**TASK DIRECTIONS**
Exclude the pictures and retype the entries as written.

━━━ GIVEN RECORDS

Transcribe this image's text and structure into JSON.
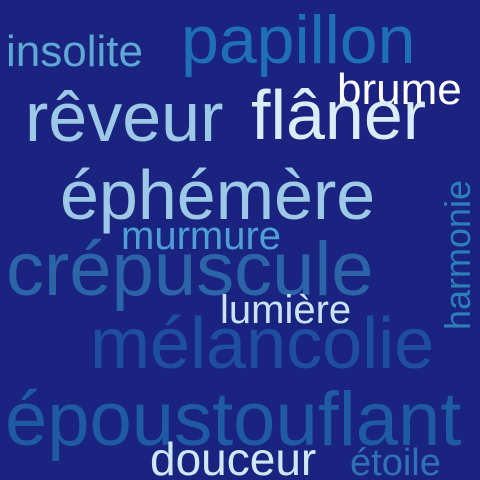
{
  "word_cloud": {
    "words": {
      "insolite": "insolite",
      "papillon": "papillon",
      "brume": "brume",
      "reveur": "rêveur",
      "flaner": "flâner",
      "harmonie": "harmonie",
      "ephemere": "éphémère",
      "murmure": "murmure",
      "crepuscule": "crépuscule",
      "lumiere": "lumière",
      "melancolie": "mélancolie",
      "epoustouflant": "époustouflant",
      "douceur": "douceur",
      "etoile": "étoile"
    },
    "colors": {
      "background": "#1a2480",
      "light": "#9ec9e6",
      "white": "#ffffff",
      "mid_blue": "#2c7fb8",
      "dark_blue": "#1f4ea0"
    }
  }
}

━━━━━━

**CORRECT RESULT**
Transcribe this image's text and structure into JSON.
{
  "word_cloud": {
    "words": {
      "insolite": "insolite",
      "papillon": "papillon",
      "brume": "brume",
      "reveur": "rêveur",
      "flaner": "flâner",
      "harmonie": "harmonie",
      "ephemere": "éphémère",
      "murmure": "murmure",
      "crepuscule": "crépuscule",
      "lumiere": "lumière",
      "melancolie": "mélancolie",
      "epoustouflant": "époustouflant",
      "douceur": "douceur",
      "etoile": "étoile"
    },
    "colors": {
      "background": "#1a2480",
      "light": "#9ec9e6",
      "white": "#ffffff",
      "mid_blue": "#2c7fb8",
      "dark_blue": "#1f4ea0"
    }
  }
}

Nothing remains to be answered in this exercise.